#### Stated exercise
Without including any pictures, write out the listing below exactly.

#### Provided records
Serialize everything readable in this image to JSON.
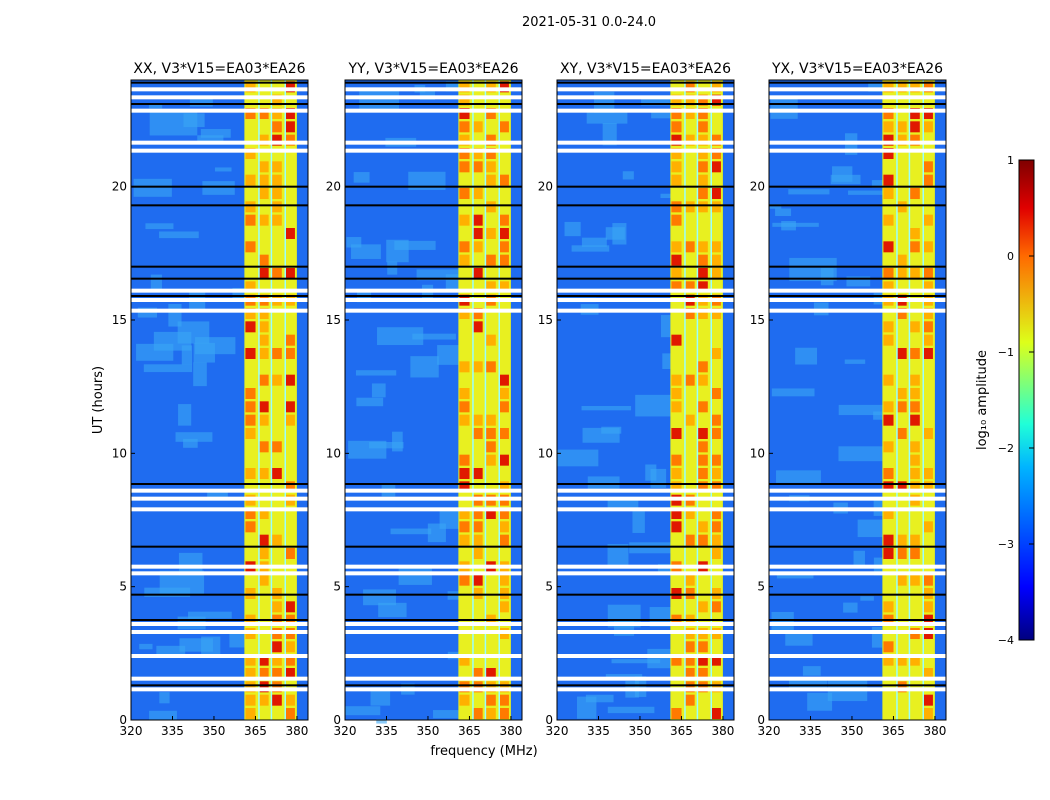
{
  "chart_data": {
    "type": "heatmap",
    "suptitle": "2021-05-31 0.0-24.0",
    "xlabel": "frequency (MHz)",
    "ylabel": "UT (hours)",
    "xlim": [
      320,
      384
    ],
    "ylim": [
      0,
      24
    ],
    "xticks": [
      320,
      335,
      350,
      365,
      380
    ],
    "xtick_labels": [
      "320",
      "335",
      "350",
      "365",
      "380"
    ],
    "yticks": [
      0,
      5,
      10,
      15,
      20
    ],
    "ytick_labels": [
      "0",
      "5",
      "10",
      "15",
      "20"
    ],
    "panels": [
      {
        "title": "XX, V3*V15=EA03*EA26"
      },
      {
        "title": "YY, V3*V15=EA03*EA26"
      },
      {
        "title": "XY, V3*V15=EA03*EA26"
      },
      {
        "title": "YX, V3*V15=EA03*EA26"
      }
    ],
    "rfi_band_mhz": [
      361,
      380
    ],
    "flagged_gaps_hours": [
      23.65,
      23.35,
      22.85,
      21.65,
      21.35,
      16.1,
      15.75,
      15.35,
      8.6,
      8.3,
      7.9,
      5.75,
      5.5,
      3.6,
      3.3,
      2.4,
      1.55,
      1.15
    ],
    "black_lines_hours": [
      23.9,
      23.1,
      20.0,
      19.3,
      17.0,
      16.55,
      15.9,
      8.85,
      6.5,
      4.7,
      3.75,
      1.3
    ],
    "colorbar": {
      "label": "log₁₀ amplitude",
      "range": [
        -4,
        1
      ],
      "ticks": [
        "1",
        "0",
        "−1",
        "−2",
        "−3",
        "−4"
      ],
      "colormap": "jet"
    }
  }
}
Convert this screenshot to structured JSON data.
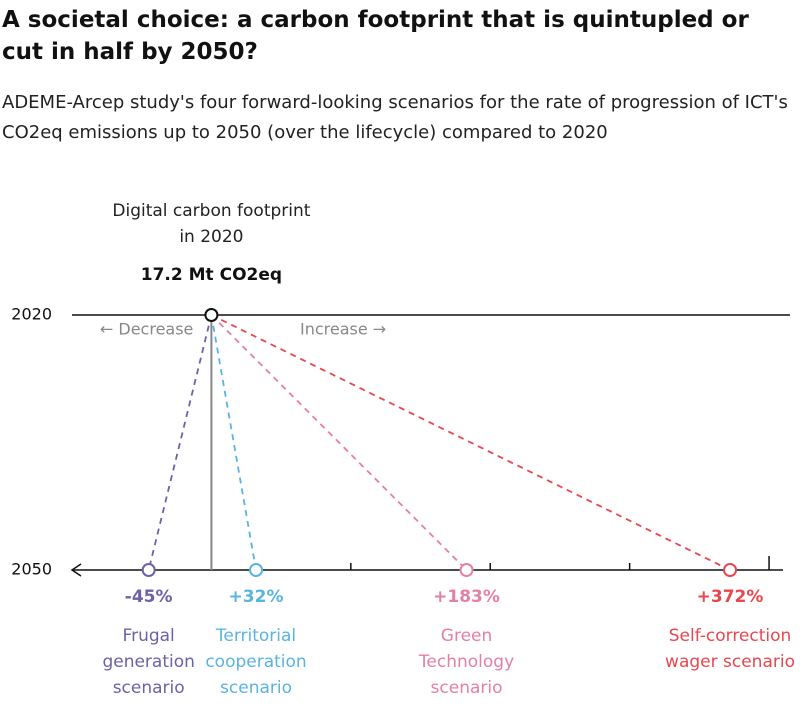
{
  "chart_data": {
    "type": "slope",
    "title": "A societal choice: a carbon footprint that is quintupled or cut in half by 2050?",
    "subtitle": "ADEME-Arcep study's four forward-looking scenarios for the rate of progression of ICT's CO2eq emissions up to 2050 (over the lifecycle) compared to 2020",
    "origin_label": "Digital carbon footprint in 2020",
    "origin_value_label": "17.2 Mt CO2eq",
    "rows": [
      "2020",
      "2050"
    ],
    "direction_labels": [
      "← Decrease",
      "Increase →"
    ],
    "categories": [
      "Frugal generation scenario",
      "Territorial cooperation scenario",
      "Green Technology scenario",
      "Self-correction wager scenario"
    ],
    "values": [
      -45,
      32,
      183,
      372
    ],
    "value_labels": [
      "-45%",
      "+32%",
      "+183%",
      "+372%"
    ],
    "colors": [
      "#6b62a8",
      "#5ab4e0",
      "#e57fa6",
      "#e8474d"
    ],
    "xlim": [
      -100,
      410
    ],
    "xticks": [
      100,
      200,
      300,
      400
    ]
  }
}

#### Correct output
Serialize everything readable in this image to JSON.
{
  "chart_data": {
    "type": "heatmap",
    "suptitle": "2021-05-31 0.0-24.0",
    "xlabel": "frequency (MHz)",
    "ylabel": "UT (hours)",
    "xlim": [
      320,
      384
    ],
    "ylim": [
      0,
      24
    ],
    "xticks": [
      320,
      335,
      350,
      365,
      380
    ],
    "xtick_labels": [
      "320",
      "335",
      "350",
      "365",
      "380"
    ],
    "yticks": [
      0,
      5,
      10,
      15,
      20
    ],
    "ytick_labels": [
      "0",
      "5",
      "10",
      "15",
      "20"
    ],
    "panels": [
      {
        "title": "XX, V3*V15=EA03*EA26"
      },
      {
        "title": "YY, V3*V15=EA03*EA26"
      },
      {
        "title": "XY, V3*V15=EA03*EA26"
      },
      {
        "title": "YX, V3*V15=EA03*EA26"
      }
    ],
    "rfi_band_mhz": [
      361,
      380
    ],
    "flagged_gaps_hours": [
      23.65,
      23.35,
      22.85,
      21.65,
      21.35,
      16.1,
      15.75,
      15.35,
      8.6,
      8.3,
      7.9,
      5.75,
      5.5,
      3.6,
      3.3,
      2.4,
      1.55,
      1.15
    ],
    "black_lines_hours": [
      23.9,
      23.1,
      20.0,
      19.3,
      17.0,
      16.55,
      15.9,
      8.85,
      6.5,
      4.7,
      3.75,
      1.3
    ],
    "colorbar": {
      "label": "log₁₀ amplitude",
      "range": [
        -4,
        1
      ],
      "ticks": [
        "1",
        "0",
        "−1",
        "−2",
        "−3",
        "−4"
      ],
      "colormap": "jet"
    }
  }
}
Convert this screenshot to structured JSON data.
{
  "chart_data": {
    "type": "slope",
    "title": "A societal choice: a carbon footprint that is quintupled or cut in half by 2050?",
    "subtitle": "ADEME-Arcep study's four forward-looking scenarios for the rate of progression of ICT's CO2eq emissions up to 2050 (over the lifecycle) compared to 2020",
    "origin_label": "Digital carbon footprint in 2020",
    "origin_value_label": "17.2 Mt CO2eq",
    "rows": [
      "2020",
      "2050"
    ],
    "direction_labels": [
      "← Decrease",
      "Increase →"
    ],
    "categories": [
      "Frugal generation scenario",
      "Territorial cooperation scenario",
      "Green Technology scenario",
      "Self-correction wager scenario"
    ],
    "values": [
      -45,
      32,
      183,
      372
    ],
    "value_labels": [
      "-45%",
      "+32%",
      "+183%",
      "+372%"
    ],
    "colors": [
      "#6b62a8",
      "#5ab4e0",
      "#e57fa6",
      "#e8474d"
    ],
    "xlim": [
      -100,
      410
    ],
    "xticks": [
      100,
      200,
      300,
      400
    ]
  }
}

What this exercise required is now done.